**Required work**
Pull out every line below that holds the word "text".

------------------------------------

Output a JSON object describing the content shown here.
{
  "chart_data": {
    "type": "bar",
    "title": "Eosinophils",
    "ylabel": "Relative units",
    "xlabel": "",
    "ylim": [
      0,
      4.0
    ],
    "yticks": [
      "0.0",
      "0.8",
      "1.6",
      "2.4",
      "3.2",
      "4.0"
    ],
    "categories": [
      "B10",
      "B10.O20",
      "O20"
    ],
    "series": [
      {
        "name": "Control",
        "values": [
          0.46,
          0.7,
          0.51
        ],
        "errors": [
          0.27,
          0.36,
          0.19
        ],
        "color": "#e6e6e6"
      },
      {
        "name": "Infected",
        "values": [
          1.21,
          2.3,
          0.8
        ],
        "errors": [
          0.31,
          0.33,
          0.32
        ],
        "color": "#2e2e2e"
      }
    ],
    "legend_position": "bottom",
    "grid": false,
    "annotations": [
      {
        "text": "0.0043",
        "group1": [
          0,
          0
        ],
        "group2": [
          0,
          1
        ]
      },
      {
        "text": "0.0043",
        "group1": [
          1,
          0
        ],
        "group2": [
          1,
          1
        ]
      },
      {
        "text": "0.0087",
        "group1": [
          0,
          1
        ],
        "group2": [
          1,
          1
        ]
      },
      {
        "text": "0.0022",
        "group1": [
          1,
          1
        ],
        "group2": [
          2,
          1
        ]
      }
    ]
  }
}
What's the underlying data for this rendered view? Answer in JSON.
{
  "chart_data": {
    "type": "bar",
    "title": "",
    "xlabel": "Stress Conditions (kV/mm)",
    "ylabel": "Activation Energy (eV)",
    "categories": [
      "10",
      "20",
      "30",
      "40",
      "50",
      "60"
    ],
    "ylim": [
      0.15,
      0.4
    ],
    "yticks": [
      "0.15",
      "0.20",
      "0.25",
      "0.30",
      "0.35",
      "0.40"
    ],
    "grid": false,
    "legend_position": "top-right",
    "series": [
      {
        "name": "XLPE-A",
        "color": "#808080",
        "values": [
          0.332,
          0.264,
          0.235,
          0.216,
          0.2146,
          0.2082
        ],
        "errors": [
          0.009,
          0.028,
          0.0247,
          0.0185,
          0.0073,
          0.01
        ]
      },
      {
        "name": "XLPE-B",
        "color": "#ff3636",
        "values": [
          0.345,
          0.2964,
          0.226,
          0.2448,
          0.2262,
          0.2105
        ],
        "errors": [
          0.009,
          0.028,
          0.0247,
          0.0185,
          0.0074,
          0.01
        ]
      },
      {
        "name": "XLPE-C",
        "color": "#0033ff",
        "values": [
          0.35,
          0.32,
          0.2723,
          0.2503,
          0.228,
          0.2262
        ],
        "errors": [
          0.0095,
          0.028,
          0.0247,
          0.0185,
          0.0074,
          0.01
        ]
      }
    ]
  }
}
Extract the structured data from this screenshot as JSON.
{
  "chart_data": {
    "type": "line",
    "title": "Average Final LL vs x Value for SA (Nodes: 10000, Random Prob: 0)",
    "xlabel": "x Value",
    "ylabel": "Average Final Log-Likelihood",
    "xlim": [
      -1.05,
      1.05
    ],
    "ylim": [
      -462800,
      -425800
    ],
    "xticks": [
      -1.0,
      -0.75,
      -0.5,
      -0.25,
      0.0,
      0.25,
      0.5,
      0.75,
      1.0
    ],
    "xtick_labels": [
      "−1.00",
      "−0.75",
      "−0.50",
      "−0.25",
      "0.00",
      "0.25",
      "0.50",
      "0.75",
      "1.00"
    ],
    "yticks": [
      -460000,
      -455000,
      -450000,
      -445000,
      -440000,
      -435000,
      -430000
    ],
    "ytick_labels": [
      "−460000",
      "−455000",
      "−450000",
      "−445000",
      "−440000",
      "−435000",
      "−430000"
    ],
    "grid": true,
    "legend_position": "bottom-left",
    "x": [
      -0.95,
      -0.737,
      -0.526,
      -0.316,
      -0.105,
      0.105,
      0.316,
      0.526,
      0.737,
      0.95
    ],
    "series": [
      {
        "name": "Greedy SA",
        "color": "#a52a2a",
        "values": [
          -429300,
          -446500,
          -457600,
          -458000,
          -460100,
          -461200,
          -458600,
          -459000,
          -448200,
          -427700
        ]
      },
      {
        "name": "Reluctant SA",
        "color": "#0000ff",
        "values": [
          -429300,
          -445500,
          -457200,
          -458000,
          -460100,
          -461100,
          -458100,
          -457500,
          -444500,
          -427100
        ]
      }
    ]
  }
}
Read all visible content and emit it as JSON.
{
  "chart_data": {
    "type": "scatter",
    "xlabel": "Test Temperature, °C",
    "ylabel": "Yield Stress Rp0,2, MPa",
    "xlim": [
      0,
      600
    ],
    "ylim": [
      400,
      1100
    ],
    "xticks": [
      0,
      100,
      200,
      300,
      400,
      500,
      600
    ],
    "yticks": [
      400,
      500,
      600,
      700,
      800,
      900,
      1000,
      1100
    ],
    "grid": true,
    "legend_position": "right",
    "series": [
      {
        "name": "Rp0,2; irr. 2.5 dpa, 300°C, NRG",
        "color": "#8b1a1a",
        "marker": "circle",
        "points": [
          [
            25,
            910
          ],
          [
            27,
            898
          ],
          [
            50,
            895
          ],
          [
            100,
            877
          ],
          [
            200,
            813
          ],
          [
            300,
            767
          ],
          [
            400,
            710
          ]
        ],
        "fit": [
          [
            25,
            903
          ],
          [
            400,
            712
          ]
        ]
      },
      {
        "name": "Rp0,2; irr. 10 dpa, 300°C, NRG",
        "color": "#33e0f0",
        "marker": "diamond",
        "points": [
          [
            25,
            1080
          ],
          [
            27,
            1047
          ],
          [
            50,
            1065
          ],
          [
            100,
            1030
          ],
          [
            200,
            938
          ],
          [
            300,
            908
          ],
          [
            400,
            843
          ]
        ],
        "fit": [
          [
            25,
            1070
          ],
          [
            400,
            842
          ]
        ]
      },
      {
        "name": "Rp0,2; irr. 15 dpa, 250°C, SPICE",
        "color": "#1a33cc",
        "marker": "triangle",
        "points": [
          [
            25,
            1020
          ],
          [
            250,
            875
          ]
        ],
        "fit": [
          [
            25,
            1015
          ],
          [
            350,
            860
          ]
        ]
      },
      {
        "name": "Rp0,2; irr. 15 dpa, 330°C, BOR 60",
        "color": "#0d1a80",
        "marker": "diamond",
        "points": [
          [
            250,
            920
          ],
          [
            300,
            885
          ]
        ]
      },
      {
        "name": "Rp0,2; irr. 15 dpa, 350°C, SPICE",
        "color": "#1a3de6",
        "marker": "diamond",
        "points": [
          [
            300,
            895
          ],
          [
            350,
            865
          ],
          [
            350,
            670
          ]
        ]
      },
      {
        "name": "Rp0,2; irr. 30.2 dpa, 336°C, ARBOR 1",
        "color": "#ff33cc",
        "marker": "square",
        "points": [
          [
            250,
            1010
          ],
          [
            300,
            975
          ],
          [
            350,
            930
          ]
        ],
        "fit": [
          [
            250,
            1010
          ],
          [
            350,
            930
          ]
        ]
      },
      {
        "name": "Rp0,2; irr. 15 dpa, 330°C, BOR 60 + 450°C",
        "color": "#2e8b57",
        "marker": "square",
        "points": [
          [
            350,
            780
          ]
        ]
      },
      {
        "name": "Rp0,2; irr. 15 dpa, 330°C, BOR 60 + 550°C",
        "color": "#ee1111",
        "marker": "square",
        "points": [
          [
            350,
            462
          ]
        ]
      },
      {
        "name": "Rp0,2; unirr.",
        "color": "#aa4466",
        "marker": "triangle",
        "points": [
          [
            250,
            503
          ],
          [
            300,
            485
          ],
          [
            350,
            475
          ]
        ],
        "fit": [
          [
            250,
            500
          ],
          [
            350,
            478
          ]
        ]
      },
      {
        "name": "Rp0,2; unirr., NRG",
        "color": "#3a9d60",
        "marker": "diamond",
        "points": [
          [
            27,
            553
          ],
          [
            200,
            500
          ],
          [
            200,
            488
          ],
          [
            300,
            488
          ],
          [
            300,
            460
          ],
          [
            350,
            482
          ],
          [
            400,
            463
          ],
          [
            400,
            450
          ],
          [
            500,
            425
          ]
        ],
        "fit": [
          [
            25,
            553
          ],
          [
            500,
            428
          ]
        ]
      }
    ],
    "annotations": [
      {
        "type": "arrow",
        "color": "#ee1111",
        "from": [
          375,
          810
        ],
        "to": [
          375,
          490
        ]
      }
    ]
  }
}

------------------------------------

**Task solution**
        "text": "0.0043",
        "text": "0.0043",
        "text": "0.0087",
        "text": "0.0022",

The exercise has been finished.